— Start RECORDS SHOWN —
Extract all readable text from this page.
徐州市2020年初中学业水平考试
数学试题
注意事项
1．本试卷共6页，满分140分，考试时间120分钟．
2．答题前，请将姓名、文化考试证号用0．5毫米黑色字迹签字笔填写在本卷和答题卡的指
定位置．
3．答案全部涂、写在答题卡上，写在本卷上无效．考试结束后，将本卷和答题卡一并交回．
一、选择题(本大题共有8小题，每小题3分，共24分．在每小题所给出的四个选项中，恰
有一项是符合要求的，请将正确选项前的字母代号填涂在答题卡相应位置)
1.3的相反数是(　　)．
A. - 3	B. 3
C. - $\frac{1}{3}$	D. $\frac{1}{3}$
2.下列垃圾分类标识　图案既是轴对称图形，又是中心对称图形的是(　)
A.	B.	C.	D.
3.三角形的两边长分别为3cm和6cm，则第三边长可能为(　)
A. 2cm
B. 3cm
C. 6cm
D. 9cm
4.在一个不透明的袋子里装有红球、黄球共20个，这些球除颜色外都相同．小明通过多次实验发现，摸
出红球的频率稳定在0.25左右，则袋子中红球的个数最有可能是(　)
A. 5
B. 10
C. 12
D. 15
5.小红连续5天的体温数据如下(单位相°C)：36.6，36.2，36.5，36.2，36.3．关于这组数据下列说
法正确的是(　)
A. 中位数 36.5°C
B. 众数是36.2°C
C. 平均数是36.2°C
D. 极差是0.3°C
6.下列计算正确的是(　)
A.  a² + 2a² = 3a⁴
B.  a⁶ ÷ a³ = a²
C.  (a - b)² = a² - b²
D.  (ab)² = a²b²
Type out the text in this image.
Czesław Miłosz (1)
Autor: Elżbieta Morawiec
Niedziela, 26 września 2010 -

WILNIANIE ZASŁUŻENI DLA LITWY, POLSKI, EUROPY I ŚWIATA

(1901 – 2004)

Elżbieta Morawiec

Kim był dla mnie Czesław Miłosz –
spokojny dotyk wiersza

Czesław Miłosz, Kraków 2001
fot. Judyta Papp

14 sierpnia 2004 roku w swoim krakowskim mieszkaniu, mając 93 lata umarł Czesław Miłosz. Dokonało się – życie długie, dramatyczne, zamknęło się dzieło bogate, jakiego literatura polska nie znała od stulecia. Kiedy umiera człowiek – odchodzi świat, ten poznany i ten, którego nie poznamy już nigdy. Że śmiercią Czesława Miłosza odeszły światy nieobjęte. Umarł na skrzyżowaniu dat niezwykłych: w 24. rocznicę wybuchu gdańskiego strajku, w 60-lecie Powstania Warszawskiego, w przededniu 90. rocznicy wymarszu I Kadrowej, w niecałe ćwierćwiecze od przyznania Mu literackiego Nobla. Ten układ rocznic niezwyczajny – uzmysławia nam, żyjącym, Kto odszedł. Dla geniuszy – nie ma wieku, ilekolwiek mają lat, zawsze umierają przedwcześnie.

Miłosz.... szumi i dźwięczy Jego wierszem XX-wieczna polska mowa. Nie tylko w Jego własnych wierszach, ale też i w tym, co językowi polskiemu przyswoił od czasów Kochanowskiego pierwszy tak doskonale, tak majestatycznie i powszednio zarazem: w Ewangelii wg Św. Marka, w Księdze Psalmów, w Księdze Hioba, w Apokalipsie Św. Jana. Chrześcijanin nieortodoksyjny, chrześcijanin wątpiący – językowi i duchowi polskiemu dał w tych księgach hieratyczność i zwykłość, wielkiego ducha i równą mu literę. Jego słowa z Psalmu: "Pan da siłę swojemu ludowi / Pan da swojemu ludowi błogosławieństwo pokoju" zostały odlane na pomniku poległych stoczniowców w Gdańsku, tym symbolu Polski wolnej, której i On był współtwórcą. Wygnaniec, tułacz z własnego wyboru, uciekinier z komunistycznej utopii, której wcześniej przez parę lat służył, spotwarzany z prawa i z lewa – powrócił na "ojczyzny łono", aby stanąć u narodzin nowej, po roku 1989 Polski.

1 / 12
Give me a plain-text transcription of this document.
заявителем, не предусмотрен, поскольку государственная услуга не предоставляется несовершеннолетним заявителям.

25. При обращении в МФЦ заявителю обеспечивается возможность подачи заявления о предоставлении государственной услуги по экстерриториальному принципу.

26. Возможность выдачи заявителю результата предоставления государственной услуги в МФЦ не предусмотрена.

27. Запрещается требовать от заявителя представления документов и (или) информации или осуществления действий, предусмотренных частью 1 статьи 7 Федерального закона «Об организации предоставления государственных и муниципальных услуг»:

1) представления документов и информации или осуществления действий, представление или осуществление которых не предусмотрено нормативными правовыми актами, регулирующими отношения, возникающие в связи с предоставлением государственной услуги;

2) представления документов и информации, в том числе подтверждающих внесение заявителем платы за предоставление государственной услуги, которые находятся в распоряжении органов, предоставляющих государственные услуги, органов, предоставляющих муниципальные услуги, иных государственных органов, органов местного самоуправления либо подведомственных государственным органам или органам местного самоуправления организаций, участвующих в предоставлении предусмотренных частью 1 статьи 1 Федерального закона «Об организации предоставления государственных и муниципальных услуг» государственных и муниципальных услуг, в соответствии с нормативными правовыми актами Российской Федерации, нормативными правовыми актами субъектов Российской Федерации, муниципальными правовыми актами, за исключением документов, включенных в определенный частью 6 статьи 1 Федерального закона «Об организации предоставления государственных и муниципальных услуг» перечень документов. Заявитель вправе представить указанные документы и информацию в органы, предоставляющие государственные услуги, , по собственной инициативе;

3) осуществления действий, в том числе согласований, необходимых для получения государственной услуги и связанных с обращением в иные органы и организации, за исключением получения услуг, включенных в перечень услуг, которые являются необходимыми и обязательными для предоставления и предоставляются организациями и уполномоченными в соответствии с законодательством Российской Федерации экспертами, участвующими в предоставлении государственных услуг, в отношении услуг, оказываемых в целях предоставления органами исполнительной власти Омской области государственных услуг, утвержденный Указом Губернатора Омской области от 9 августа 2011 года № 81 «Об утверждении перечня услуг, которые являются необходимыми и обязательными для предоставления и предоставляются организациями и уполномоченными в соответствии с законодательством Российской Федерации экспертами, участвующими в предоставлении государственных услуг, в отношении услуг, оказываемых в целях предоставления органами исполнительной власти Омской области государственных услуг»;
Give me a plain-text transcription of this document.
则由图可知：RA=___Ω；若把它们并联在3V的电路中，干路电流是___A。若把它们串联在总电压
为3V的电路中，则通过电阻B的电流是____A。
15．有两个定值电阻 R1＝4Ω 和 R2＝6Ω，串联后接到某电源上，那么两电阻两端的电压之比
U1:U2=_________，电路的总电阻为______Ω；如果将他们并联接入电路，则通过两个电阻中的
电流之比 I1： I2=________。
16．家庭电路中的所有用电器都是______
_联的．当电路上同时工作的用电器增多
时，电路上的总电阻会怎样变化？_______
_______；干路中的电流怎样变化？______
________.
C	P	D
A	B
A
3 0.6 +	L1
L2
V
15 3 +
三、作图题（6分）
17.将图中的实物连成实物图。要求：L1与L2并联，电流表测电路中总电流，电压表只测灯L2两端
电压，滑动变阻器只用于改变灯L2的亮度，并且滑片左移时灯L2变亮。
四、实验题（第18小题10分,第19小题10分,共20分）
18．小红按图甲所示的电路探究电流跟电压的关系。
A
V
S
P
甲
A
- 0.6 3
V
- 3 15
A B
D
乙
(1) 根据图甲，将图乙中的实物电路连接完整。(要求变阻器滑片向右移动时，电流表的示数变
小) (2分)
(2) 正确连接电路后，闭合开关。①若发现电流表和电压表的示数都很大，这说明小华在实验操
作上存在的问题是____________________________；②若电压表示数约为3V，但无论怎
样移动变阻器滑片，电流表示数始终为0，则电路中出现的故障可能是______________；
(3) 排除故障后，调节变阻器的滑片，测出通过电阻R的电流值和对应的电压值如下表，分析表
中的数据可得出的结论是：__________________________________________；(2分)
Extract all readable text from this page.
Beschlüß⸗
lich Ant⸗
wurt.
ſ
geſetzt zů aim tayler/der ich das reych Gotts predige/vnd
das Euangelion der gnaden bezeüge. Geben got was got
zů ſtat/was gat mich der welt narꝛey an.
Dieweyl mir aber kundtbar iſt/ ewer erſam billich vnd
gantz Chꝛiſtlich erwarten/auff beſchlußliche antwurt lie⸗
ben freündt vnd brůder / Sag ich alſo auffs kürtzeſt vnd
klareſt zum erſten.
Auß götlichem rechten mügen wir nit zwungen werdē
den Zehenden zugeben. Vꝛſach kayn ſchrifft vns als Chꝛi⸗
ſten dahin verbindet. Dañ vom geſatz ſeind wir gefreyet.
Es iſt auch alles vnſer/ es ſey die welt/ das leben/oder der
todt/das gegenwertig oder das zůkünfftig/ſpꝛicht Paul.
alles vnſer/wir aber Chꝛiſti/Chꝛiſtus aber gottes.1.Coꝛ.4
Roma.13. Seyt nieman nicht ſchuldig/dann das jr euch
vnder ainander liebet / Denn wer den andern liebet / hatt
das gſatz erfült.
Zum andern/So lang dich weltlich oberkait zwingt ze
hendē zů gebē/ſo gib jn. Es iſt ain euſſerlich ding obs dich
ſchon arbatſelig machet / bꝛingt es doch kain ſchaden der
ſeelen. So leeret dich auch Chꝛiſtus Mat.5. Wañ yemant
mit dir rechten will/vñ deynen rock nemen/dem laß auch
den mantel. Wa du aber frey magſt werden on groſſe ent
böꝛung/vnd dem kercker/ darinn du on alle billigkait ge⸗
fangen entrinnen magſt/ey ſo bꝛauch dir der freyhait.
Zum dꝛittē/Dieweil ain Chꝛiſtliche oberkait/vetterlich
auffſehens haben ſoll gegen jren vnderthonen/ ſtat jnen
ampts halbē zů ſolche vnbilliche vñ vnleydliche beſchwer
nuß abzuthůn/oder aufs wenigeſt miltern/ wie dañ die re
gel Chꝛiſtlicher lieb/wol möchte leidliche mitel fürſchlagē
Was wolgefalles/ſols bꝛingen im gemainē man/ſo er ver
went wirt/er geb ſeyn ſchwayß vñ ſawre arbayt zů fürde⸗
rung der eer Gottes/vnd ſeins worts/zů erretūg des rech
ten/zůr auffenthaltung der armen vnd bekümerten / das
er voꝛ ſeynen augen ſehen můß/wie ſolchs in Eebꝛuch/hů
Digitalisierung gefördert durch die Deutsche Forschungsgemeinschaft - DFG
— End RECORDS SHOWN —
• _SET PROBLEM_: Which lines hold the word "ſtat"? Return all of them from the records above.

• _RESPONSE_:
zů ſtat/was gat mich der welt narꝛey an.
auffſehens haben ſoll gegen jren vnderthonen/ ſtat jnen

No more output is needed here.